» **Task material**
::::::

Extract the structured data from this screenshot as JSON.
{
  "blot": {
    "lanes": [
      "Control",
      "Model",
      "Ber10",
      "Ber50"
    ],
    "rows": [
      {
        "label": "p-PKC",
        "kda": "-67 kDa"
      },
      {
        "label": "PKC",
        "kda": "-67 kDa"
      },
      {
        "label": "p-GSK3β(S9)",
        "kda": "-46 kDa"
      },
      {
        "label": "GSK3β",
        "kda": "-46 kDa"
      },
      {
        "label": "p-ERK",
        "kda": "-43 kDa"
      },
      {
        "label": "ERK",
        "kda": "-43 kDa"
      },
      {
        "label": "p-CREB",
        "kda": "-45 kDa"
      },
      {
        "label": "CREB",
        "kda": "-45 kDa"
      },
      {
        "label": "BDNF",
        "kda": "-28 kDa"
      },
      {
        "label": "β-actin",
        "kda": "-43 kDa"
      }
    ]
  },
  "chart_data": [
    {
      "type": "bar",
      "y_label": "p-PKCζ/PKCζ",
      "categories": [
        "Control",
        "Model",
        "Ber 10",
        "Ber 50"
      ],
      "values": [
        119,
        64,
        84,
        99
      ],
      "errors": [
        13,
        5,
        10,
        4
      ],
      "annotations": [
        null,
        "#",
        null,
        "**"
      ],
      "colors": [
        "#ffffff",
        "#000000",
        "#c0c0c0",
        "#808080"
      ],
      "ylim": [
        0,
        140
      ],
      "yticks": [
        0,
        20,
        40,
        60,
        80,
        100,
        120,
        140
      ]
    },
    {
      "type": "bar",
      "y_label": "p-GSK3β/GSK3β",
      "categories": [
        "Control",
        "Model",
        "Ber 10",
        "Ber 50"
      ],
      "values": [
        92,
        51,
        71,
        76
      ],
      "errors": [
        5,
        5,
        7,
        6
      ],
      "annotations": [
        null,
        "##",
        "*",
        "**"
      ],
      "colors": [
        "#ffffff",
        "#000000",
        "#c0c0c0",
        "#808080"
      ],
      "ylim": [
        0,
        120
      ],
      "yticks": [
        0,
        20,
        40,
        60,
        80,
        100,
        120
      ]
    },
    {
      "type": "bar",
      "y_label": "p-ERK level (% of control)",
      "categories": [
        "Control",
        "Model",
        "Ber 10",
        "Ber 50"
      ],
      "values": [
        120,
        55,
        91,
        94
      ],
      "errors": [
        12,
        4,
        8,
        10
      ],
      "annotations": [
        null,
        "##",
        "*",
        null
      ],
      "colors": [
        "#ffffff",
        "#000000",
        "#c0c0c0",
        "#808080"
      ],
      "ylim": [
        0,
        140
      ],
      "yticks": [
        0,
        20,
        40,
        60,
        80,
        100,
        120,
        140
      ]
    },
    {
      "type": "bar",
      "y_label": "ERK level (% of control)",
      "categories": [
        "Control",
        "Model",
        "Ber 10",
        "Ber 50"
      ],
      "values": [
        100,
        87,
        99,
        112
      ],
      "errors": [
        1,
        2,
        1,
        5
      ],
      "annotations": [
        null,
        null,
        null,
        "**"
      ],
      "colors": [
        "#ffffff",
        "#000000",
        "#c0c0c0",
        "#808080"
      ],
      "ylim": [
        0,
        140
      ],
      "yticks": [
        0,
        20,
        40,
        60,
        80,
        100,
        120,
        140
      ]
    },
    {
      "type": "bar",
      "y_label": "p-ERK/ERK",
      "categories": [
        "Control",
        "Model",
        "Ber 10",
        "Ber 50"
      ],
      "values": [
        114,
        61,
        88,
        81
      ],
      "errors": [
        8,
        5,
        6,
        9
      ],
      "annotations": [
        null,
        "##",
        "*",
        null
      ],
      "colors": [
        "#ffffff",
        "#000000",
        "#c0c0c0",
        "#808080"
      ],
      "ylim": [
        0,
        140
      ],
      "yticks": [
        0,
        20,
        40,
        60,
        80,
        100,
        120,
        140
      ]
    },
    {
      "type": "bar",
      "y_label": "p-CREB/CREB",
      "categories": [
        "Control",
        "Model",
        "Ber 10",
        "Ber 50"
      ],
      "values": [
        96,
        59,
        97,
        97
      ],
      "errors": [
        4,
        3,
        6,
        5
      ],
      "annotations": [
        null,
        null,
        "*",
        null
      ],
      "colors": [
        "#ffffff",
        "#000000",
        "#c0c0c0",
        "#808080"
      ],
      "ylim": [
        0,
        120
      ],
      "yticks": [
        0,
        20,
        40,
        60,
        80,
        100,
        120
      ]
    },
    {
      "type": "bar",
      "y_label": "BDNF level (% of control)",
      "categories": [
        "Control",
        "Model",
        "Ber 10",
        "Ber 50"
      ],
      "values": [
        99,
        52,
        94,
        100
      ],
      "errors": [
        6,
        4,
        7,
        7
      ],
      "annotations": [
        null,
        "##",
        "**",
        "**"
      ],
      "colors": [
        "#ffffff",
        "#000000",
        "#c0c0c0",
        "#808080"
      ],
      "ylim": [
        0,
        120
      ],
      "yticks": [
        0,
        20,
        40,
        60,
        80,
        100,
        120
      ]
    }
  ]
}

::::::

» **Problem requirements**
Set down every record above exactly as given.

» **Exercise result**
Extract the structured data from this screenshot as JSON.
{
  "blot": {
    "lanes": [
      "Control",
      "Model",
      "Ber10",
      "Ber50"
    ],
    "rows": [
      {
        "label": "p-PKC",
        "kda": "-67 kDa"
      },
      {
        "label": "PKC",
        "kda": "-67 kDa"
      },
      {
        "label": "p-GSK3β(S9)",
        "kda": "-46 kDa"
      },
      {
        "label": "GSK3β",
        "kda": "-46 kDa"
      },
      {
        "label": "p-ERK",
        "kda": "-43 kDa"
      },
      {
        "label": "ERK",
        "kda": "-43 kDa"
      },
      {
        "label": "p-CREB",
        "kda": "-45 kDa"
      },
      {
        "label": "CREB",
        "kda": "-45 kDa"
      },
      {
        "label": "BDNF",
        "kda": "-28 kDa"
      },
      {
        "label": "β-actin",
        "kda": "-43 kDa"
      }
    ]
  },
  "chart_data": [
    {
      "type": "bar",
      "y_label": "p-PKCζ/PKCζ",
      "categories": [
        "Control",
        "Model",
        "Ber 10",
        "Ber 50"
      ],
      "values": [
        119,
        64,
        84,
        99
      ],
      "errors": [
        13,
        5,
        10,
        4
      ],
      "annotations": [
        null,
        "#",
        null,
        "**"
      ],
      "colors": [
        "#ffffff",
        "#000000",
        "#c0c0c0",
        "#808080"
      ],
      "ylim": [
        0,
        140
      ],
      "yticks": [
        0,
        20,
        40,
        60,
        80,
        100,
        120,
        140
      ]
    },
    {
      "type": "bar",
      "y_label": "p-GSK3β/GSK3β",
      "categories": [
        "Control",
        "Model",
        "Ber 10",
        "Ber 50"
      ],
      "values": [
        92,
        51,
        71,
        76
      ],
      "errors": [
        5,
        5,
        7,
        6
      ],
      "annotations": [
        null,
        "##",
        "*",
        "**"
      ],
      "colors": [
        "#ffffff",
        "#000000",
        "#c0c0c0",
        "#808080"
      ],
      "ylim": [
        0,
        120
      ],
      "yticks": [
        0,
        20,
        40,
        60,
        80,
        100,
        120
      ]
    },
    {
      "type": "bar",
      "y_label": "p-ERK level (% of control)",
      "categories": [
        "Control",
        "Model",
        "Ber 10",
        "Ber 50"
      ],
      "values": [
        120,
        55,
        91,
        94
      ],
      "errors": [
        12,
        4,
        8,
        10
      ],
      "annotations": [
        null,
        "##",
        "*",
        null
      ],
      "colors": [
        "#ffffff",
        "#000000",
        "#c0c0c0",
        "#808080"
      ],
      "ylim": [
        0,
        140
      ],
      "yticks": [
        0,
        20,
        40,
        60,
        80,
        100,
        120,
        140
      ]
    },
    {
      "type": "bar",
      "y_label": "ERK level (% of control)",
      "categories": [
        "Control",
        "Model",
        "Ber 10",
        "Ber 50"
      ],
      "values": [
        100,
        87,
        99,
        112
      ],
      "errors": [
        1,
        2,
        1,
        5
      ],
      "annotations": [
        null,
        null,
        null,
        "**"
      ],
      "colors": [
        "#ffffff",
        "#000000",
        "#c0c0c0",
        "#808080"
      ],
      "ylim": [
        0,
        140
      ],
      "yticks": [
        0,
        20,
        40,
        60,
        80,
        100,
        120,
        140
      ]
    },
    {
      "type": "bar",
      "y_label": "p-ERK/ERK",
      "categories": [
        "Control",
        "Model",
        "Ber 10",
        "Ber 50"
      ],
      "values": [
        114,
        61,
        88,
        81
      ],
      "errors": [
        8,
        5,
        6,
        9
      ],
      "annotations": [
        null,
        "##",
        "*",
        null
      ],
      "colors": [
        "#ffffff",
        "#000000",
        "#c0c0c0",
        "#808080"
      ],
      "ylim": [
        0,
        140
      ],
      "yticks": [
        0,
        20,
        40,
        60,
        80,
        100,
        120,
        140
      ]
    },
    {
      "type": "bar",
      "y_label": "p-CREB/CREB",
      "categories": [
        "Control",
        "Model",
        "Ber 10",
        "Ber 50"
      ],
      "values": [
        96,
        59,
        97,
        97
      ],
      "errors": [
        4,
        3,
        6,
        5
      ],
      "annotations": [
        null,
        null,
        "*",
        null
      ],
      "colors": [
        "#ffffff",
        "#000000",
        "#c0c0c0",
        "#808080"
      ],
      "ylim": [
        0,
        120
      ],
      "yticks": [
        0,
        20,
        40,
        60,
        80,
        100,
        120
      ]
    },
    {
      "type": "bar",
      "y_label": "BDNF level (% of control)",
      "categories": [
        "Control",
        "Model",
        "Ber 10",
        "Ber 50"
      ],
      "values": [
        99,
        52,
        94,
        100
      ],
      "errors": [
        6,
        4,
        7,
        7
      ],
      "annotations": [
        null,
        "##",
        "**",
        "**"
      ],
      "colors": [
        "#ffffff",
        "#000000",
        "#c0c0c0",
        "#808080"
      ],
      "ylim": [
        0,
        120
      ],
      "yticks": [
        0,
        20,
        40,
        60,
        80,
        100,
        120
      ]
    }
  ]
}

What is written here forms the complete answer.